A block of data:
■ ■ ■ ■ ■ ■ ■
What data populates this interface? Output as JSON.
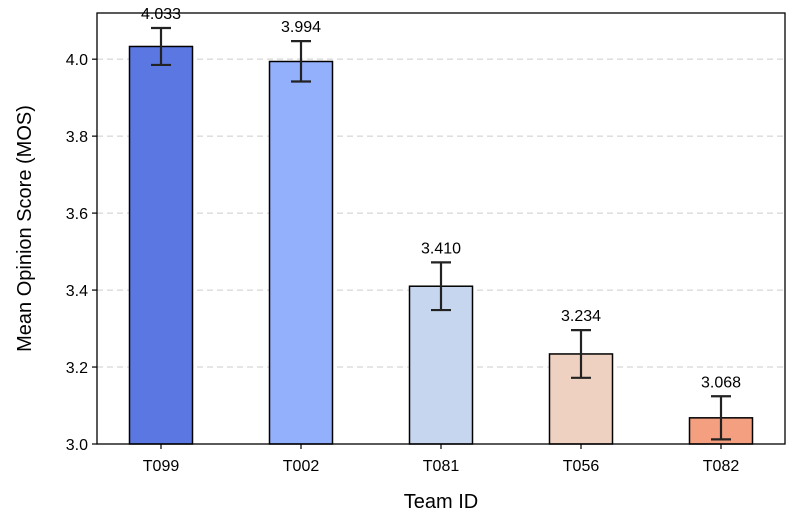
{
  "chart_data": {
    "type": "bar",
    "title": "",
    "xlabel": "Team ID",
    "ylabel": "Mean Opinion Score (MOS)",
    "categories": [
      "T099",
      "T002",
      "T081",
      "T056",
      "T082"
    ],
    "values": [
      4.033,
      3.994,
      3.41,
      3.234,
      3.068
    ],
    "value_labels": [
      "4.033",
      "3.994",
      "3.410",
      "3.234",
      "3.068"
    ],
    "error_low": [
      3.985,
      3.942,
      3.348,
      3.172,
      3.012
    ],
    "error_high": [
      4.081,
      4.047,
      3.472,
      3.296,
      3.124
    ],
    "colors": [
      "#5b78e2",
      "#93b0fc",
      "#c6d6ef",
      "#efd1c2",
      "#f4a080"
    ],
    "ylim": [
      3.0,
      4.12
    ],
    "yticks": [
      3.0,
      3.2,
      3.4,
      3.6,
      3.8,
      4.0
    ],
    "ytick_labels": [
      "3.0",
      "3.2",
      "3.4",
      "3.6",
      "3.8",
      "4.0"
    ],
    "grid": "y-dashed",
    "legend": "none"
  }
}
■ ■ ■ ■ ■ ■ ■
- **Written exercise**: Reproduce the material above in full and without alteration, but skip all pictures.

- **Right answer**:
What data populates this interface? Output as JSON.
{
  "chart_data": {
    "type": "bar",
    "title": "",
    "xlabel": "Team ID",
    "ylabel": "Mean Opinion Score (MOS)",
    "categories": [
      "T099",
      "T002",
      "T081",
      "T056",
      "T082"
    ],
    "values": [
      4.033,
      3.994,
      3.41,
      3.234,
      3.068
    ],
    "value_labels": [
      "4.033",
      "3.994",
      "3.410",
      "3.234",
      "3.068"
    ],
    "error_low": [
      3.985,
      3.942,
      3.348,
      3.172,
      3.012
    ],
    "error_high": [
      4.081,
      4.047,
      3.472,
      3.296,
      3.124
    ],
    "colors": [
      "#5b78e2",
      "#93b0fc",
      "#c6d6ef",
      "#efd1c2",
      "#f4a080"
    ],
    "ylim": [
      3.0,
      4.12
    ],
    "yticks": [
      3.0,
      3.2,
      3.4,
      3.6,
      3.8,
      4.0
    ],
    "ytick_labels": [
      "3.0",
      "3.2",
      "3.4",
      "3.6",
      "3.8",
      "4.0"
    ],
    "grid": "y-dashed",
    "legend": "none"
  }
}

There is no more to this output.